Source records
★ ★ ★ ★ ★ ★ ★

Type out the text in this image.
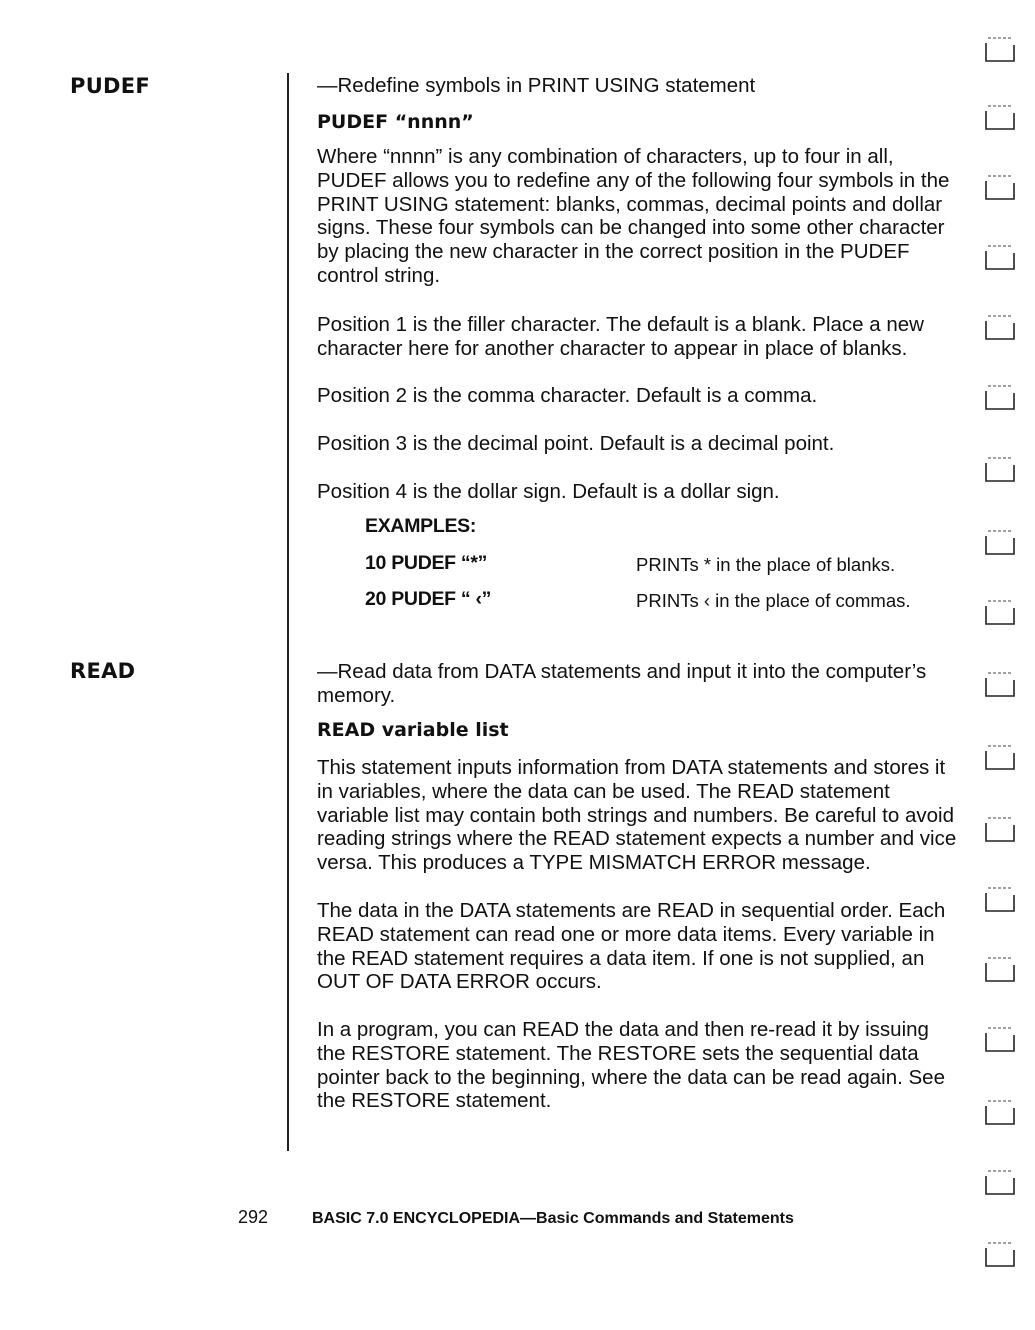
PUDEF	—Redefine symbols in PRINT USING statement

PUDEF “nnnn”

Where “nnnn” is any combination of characters, up to four in all, PUDEF allows you to redefine any of the following four symbols in the PRINT USING statement: blanks, commas, decimal points and dollar signs. These four symbols can be changed into some other character by placing the new character in the correct position in the PUDEF control string.

Position 1 is the filler character. The default is a blank. Place a new character here for another character to appear in place of blanks.

Position 2 is the comma character. Default is a comma.

Position 3 is the decimal point. Default is a decimal point.

Position 4 is the dollar sign. Default is a dollar sign.

EXAMPLES:
10 PUDEF “*”	PRINTs * in the place of blanks.
20 PUDEF “ ‹”	PRINTs ‹ in the place of commas.
READ	—Read data from DATA statements and input it into the computer’s memory.

READ variable list

This statement inputs information from DATA statements and stores it in variables, where the data can be used. The READ statement variable list may contain both strings and numbers. Be careful to avoid reading strings where the READ statement expects a number and vice versa. This produces a TYPE MISMATCH ERROR message.

The data in the DATA statements are READ in sequential order. Each READ statement can read one or more data items. Every variable in the READ statement requires a data item. If one is not supplied, an OUT OF DATA ERROR occurs.

In a program, you can READ the data and then re-read it by issuing the RESTORE statement. The RESTORE sets the sequential data pointer back to the beginning, where the data can be read again. See the RESTORE statement.

292	BASIC 7.0 ENCYCLOPEDIA—Basic Commands and Statements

★ ★ ★ ★ ★ ★ ★

■ GOAL OF THE EXERCISE ■
Going through the data above, count the lines where the string "into" appears, and answer with only that number.

■ PROBLEM SOLUTION ■
2